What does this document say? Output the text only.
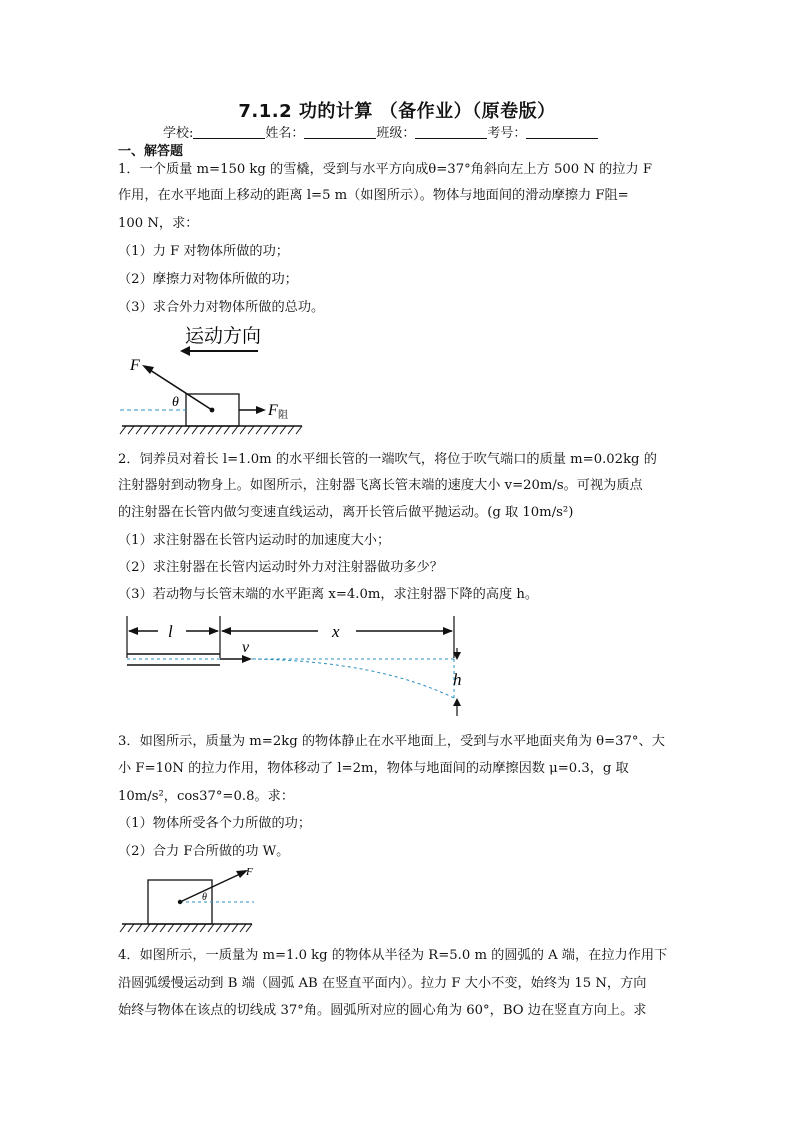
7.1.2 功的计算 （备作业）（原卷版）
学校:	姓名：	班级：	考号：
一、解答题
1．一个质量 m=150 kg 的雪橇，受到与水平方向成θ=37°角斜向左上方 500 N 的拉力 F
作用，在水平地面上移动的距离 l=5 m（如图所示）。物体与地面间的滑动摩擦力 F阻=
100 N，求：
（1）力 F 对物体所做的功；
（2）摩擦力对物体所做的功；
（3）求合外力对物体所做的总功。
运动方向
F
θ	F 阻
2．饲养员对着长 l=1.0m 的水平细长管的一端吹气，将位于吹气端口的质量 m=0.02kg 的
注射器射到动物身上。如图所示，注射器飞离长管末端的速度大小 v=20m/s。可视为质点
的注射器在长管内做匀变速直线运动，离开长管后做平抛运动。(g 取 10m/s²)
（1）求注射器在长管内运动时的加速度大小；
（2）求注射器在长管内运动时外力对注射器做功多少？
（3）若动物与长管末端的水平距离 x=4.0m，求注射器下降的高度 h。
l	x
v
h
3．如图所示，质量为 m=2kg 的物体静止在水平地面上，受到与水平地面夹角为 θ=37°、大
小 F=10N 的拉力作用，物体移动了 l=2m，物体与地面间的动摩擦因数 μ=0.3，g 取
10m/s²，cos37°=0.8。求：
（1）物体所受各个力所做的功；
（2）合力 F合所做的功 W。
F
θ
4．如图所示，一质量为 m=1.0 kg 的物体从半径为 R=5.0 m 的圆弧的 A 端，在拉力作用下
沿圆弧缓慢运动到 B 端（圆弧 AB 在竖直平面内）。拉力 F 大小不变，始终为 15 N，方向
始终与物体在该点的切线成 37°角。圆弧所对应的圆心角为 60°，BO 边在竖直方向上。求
┄┄┄┄┄┄┄┄┄┄
Instructions to follow
Pull out all lines containing "如图所示".

Solution to this task
作用，在水平地面上移动的距离 l=5 m（如图所示）。物体与地面间的滑动摩擦力 F阻=
注射器射到动物身上。如图所示，注射器飞离长管末端的速度大小 v=20m/s。可视为质点
3．如图所示，质量为 m=2kg 的物体静止在水平地面上，受到与水平地面夹角为 θ=37°、大
4．如图所示，一质量为 m=1.0 kg 的物体从半径为 R=5.0 m 的圆弧的 A 端，在拉力作用下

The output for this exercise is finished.